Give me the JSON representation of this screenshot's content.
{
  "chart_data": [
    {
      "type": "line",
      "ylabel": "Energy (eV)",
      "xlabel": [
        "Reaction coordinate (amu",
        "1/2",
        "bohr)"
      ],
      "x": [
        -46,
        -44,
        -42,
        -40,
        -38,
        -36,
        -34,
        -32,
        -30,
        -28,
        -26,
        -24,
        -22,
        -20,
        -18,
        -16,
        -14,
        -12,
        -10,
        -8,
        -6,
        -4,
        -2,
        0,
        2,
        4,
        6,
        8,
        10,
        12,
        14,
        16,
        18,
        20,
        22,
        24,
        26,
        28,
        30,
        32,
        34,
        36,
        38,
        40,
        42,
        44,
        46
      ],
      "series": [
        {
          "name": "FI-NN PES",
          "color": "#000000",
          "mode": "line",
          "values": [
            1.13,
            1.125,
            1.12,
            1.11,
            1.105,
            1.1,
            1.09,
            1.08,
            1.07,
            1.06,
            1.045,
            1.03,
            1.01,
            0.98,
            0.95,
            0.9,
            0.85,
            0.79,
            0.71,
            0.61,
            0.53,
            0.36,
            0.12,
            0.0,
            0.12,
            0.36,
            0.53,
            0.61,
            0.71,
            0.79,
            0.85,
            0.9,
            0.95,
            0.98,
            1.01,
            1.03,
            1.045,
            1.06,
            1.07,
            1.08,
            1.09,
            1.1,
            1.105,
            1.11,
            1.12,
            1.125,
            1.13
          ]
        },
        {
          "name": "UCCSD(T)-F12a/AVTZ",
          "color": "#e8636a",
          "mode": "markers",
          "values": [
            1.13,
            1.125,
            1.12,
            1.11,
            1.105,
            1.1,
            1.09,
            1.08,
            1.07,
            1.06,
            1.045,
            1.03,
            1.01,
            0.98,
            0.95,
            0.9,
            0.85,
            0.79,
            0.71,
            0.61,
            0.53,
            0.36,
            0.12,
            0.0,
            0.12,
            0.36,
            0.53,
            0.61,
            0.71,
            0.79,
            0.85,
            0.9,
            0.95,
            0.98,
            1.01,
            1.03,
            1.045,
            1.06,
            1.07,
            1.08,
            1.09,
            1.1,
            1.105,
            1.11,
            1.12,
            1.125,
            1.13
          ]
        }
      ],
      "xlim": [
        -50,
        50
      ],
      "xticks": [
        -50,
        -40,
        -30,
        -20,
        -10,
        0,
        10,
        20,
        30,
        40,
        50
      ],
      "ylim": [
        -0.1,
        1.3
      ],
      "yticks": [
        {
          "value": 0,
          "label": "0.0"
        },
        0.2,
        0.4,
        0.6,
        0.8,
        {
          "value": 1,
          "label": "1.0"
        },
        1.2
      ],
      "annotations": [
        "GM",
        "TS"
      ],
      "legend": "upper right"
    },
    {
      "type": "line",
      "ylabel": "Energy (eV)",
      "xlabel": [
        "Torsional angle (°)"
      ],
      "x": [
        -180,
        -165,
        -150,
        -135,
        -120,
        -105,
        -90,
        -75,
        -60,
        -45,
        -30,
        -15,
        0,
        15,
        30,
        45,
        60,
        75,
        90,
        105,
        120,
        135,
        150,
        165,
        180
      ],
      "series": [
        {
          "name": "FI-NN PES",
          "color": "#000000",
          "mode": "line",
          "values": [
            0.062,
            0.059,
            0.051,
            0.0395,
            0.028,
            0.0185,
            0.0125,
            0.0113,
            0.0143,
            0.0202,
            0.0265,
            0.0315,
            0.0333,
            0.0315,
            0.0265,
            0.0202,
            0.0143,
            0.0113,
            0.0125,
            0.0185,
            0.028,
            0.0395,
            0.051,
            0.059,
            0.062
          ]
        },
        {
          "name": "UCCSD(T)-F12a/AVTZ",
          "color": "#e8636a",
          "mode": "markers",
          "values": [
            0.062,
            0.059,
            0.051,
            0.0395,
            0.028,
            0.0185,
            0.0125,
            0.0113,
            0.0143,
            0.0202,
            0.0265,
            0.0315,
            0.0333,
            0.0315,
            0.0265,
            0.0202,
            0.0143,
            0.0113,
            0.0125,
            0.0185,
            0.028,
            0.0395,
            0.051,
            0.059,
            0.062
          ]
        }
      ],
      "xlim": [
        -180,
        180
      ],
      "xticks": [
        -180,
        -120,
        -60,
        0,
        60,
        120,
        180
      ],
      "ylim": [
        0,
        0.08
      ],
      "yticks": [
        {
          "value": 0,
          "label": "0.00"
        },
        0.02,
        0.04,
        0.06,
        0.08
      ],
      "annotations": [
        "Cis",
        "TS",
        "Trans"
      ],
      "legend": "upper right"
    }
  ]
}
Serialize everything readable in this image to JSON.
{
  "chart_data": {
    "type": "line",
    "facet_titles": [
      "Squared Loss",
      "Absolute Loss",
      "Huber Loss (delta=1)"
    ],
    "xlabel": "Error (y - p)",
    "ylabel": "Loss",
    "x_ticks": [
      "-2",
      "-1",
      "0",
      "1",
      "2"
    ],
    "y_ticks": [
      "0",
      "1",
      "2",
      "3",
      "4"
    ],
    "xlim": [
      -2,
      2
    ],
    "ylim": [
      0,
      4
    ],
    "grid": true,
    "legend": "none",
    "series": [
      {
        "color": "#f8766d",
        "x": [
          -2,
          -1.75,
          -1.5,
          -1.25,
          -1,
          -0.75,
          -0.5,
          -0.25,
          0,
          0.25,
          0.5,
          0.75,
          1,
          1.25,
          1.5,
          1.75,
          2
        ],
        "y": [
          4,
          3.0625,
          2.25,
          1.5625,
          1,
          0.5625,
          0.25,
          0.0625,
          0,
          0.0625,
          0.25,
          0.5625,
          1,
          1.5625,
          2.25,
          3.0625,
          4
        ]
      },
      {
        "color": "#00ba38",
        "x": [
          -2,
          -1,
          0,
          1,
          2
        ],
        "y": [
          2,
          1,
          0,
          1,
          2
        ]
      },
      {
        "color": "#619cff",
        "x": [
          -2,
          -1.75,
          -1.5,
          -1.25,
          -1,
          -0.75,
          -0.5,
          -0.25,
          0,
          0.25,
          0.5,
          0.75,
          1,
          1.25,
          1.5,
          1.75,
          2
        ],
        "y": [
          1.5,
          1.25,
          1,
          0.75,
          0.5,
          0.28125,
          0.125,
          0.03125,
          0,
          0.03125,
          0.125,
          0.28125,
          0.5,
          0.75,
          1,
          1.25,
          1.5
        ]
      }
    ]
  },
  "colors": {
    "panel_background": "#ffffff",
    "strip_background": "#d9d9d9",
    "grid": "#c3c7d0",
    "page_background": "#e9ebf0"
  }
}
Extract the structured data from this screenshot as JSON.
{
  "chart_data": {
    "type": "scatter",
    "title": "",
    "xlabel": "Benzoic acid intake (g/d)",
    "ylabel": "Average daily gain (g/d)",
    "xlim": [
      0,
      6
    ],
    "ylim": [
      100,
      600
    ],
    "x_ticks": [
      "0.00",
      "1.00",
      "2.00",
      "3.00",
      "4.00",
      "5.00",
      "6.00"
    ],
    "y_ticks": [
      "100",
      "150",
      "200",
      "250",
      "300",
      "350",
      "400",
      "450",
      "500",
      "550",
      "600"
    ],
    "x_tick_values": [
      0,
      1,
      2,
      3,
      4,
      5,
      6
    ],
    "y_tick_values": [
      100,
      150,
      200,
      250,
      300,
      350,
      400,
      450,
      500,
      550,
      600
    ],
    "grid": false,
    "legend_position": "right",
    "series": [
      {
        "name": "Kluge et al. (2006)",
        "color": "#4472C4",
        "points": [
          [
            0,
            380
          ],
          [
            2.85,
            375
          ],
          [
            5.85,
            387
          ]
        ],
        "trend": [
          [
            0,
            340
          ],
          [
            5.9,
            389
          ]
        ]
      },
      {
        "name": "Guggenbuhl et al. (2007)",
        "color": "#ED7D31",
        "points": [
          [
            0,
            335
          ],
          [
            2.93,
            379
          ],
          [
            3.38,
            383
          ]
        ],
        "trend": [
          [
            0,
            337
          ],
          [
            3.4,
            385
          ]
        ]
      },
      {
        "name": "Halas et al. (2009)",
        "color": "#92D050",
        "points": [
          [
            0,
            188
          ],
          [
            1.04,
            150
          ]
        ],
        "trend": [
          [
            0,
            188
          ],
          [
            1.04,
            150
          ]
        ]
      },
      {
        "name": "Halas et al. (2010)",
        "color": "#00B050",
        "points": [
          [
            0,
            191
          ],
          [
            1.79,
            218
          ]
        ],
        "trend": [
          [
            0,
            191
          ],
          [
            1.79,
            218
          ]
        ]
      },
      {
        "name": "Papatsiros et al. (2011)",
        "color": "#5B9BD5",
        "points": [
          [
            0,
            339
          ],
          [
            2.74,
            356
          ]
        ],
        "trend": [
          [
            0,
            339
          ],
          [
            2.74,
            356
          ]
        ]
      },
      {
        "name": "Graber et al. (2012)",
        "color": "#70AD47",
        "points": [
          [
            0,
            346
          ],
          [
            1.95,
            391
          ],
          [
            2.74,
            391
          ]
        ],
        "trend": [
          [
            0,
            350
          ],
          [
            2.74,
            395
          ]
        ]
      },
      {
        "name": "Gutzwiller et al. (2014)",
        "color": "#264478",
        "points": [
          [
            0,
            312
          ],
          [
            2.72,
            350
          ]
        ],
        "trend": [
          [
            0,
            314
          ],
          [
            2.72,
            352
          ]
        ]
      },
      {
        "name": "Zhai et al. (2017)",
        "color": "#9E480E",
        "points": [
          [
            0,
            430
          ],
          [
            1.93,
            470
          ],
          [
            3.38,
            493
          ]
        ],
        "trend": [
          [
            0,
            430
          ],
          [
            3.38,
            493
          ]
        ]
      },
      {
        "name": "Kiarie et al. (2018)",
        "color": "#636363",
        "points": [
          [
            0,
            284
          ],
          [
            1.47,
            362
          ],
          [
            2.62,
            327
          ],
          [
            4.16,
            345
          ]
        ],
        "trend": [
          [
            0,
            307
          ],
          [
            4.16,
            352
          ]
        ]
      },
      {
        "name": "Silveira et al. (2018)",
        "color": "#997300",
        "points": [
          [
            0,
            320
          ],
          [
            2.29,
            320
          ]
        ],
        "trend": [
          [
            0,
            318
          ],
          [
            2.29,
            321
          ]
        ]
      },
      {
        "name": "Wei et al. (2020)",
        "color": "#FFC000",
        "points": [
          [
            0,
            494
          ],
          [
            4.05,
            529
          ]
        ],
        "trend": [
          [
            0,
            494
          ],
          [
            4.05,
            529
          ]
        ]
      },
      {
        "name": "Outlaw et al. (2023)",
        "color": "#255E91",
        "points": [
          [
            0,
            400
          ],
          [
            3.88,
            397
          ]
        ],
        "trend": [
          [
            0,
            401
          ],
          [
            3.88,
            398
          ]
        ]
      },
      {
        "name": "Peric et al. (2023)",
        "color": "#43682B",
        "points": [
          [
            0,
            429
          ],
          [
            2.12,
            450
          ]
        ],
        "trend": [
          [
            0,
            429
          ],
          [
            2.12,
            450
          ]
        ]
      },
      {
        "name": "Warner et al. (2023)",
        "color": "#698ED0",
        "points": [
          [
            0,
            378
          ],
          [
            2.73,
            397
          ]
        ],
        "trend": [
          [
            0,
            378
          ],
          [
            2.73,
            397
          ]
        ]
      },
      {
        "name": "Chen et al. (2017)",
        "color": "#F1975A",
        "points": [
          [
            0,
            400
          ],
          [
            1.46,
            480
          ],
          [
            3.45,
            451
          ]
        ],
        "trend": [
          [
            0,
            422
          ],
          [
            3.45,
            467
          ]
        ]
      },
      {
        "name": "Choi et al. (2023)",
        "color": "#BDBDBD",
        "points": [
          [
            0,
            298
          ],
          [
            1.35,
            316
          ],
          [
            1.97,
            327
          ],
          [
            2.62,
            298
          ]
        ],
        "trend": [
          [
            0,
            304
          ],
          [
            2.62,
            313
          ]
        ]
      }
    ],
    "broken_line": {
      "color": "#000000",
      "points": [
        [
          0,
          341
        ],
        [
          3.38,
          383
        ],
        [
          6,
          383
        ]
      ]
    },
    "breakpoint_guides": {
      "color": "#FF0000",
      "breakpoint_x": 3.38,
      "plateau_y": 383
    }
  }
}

§ THE PROBLEM:
Every line that holds the string "JSON" should be returned.

§ TASK ANSWER:
Give me the JSON representation of this screenshot's content.
Serialize everything readable in this image to JSON.
Extract the structured data from this screenshot as JSON.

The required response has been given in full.